Given problem
Will you write out all the entries below exactly?

++++ Material ++++

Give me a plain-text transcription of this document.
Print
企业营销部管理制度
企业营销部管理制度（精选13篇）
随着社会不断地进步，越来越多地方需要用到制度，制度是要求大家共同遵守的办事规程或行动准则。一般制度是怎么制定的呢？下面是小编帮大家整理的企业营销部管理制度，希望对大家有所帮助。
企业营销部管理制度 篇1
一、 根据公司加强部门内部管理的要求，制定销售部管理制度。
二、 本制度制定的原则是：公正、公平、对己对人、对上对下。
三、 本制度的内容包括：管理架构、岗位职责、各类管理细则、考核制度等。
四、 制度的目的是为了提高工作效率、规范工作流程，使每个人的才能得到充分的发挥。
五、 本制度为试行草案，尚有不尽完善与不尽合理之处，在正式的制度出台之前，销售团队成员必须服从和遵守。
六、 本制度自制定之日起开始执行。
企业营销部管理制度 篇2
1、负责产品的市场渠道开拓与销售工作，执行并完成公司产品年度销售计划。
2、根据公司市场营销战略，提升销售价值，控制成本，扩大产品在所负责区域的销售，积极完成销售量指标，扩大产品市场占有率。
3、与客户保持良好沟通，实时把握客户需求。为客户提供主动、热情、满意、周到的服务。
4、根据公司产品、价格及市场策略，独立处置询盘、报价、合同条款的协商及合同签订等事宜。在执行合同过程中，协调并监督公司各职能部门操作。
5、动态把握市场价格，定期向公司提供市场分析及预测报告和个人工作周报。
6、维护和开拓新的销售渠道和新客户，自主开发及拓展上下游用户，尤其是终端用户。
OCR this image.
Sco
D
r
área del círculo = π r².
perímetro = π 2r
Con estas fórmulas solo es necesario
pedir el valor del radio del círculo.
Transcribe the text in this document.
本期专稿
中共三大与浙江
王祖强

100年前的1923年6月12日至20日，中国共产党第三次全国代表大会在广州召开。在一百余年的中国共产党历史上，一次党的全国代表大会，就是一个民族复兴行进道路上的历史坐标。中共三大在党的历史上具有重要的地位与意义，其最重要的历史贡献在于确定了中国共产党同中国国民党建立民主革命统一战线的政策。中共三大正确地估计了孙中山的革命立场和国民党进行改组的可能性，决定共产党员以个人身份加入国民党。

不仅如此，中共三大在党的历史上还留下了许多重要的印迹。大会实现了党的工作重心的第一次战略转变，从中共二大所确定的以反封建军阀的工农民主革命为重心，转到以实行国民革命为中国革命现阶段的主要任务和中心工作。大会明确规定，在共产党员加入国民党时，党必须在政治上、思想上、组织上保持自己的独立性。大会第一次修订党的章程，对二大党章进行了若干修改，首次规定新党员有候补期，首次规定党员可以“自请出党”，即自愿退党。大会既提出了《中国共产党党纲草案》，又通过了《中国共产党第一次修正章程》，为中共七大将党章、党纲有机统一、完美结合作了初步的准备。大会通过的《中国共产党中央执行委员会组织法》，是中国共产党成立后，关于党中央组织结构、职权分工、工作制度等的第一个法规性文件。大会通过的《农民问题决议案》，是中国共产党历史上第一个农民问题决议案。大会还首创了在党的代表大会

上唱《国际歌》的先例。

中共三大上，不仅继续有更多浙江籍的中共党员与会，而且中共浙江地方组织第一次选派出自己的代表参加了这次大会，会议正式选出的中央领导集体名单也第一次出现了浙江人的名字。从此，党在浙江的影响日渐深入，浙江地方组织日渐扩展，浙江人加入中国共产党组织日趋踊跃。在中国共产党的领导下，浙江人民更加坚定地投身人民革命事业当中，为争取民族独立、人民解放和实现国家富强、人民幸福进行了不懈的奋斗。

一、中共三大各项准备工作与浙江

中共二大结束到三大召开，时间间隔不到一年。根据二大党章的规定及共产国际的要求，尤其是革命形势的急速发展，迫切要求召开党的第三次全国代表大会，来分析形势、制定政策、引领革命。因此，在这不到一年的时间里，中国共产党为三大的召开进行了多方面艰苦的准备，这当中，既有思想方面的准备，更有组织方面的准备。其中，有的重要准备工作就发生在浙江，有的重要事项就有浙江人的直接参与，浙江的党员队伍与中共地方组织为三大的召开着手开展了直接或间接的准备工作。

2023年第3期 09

++++

In response
Give me a plain-text transcription of this document.
Print
企业营销部管理制度
企业营销部管理制度（精选13篇）
随着社会不断地进步，越来越多地方需要用到制度，制度是要求大家共同遵守的办事规程或行动准则。一般制度是怎么制定的呢？下面是小编帮大家整理的企业营销部管理制度，希望对大家有所帮助。
企业营销部管理制度 篇1
一、 根据公司加强部门内部管理的要求，制定销售部管理制度。
二、 本制度制定的原则是：公正、公平、对己对人、对上对下。
三、 本制度的内容包括：管理架构、岗位职责、各类管理细则、考核制度等。
四、 制度的目的是为了提高工作效率、规范工作流程，使每个人的才能得到充分的发挥。
五、 本制度为试行草案，尚有不尽完善与不尽合理之处，在正式的制度出台之前，销售团队成员必须服从和遵守。
六、 本制度自制定之日起开始执行。
企业营销部管理制度 篇2
1、负责产品的市场渠道开拓与销售工作，执行并完成公司产品年度销售计划。
2、根据公司市场营销战略，提升销售价值，控制成本，扩大产品在所负责区域的销售，积极完成销售量指标，扩大产品市场占有率。
3、与客户保持良好沟通，实时把握客户需求。为客户提供主动、热情、满意、周到的服务。
4、根据公司产品、价格及市场策略，独立处置询盘、报价、合同条款的协商及合同签订等事宜。在执行合同过程中，协调并监督公司各职能部门操作。
5、动态把握市场价格，定期向公司提供市场分析及预测报告和个人工作周报。
6、维护和开拓新的销售渠道和新客户，自主开发及拓展上下游用户，尤其是终端用户。
OCR this image.
Sco
D
r
área del círculo = π r².
perímetro = π 2r
Con estas fórmulas solo es necesario
pedir el valor del radio del círculo.
Transcribe the text in this document.
本期专稿
中共三大与浙江
王祖强

100年前的1923年6月12日至20日，中国共产党第三次全国代表大会在广州召开。在一百余年的中国共产党历史上，一次党的全国代表大会，就是一个民族复兴行进道路上的历史坐标。中共三大在党的历史上具有重要的地位与意义，其最重要的历史贡献在于确定了中国共产党同中国国民党建立民主革命统一战线的政策。中共三大正确地估计了孙中山的革命立场和国民党进行改组的可能性，决定共产党员以个人身份加入国民党。

不仅如此，中共三大在党的历史上还留下了许多重要的印迹。大会实现了党的工作重心的第一次战略转变，从中共二大所确定的以反封建军阀的工农民主革命为重心，转到以实行国民革命为中国革命现阶段的主要任务和中心工作。大会明确规定，在共产党员加入国民党时，党必须在政治上、思想上、组织上保持自己的独立性。大会第一次修订党的章程，对二大党章进行了若干修改，首次规定新党员有候补期，首次规定党员可以“自请出党”，即自愿退党。大会既提出了《中国共产党党纲草案》，又通过了《中国共产党第一次修正章程》，为中共七大将党章、党纲有机统一、完美结合作了初步的准备。大会通过的《中国共产党中央执行委员会组织法》，是中国共产党成立后，关于党中央组织结构、职权分工、工作制度等的第一个法规性文件。大会通过的《农民问题决议案》，是中国共产党历史上第一个农民问题决议案。大会还首创了在党的代表大会

上唱《国际歌》的先例。

中共三大上，不仅继续有更多浙江籍的中共党员与会，而且中共浙江地方组织第一次选派出自己的代表参加了这次大会，会议正式选出的中央领导集体名单也第一次出现了浙江人的名字。从此，党在浙江的影响日渐深入，浙江地方组织日渐扩展，浙江人加入中国共产党组织日趋踊跃。在中国共产党的领导下，浙江人民更加坚定地投身人民革命事业当中，为争取民族独立、人民解放和实现国家富强、人民幸福进行了不懈的奋斗。

一、中共三大各项准备工作与浙江

中共二大结束到三大召开，时间间隔不到一年。根据二大党章的规定及共产国际的要求，尤其是革命形势的急速发展，迫切要求召开党的第三次全国代表大会，来分析形势、制定政策、引领革命。因此，在这不到一年的时间里，中国共产党为三大的召开进行了多方面艰苦的准备，这当中，既有思想方面的准备，更有组织方面的准备。其中，有的重要准备工作就发生在浙江，有的重要事项就有浙江人的直接参与，浙江的党员队伍与中共地方组织为三大的召开着手开展了直接或间接的准备工作。

2023年第3期 09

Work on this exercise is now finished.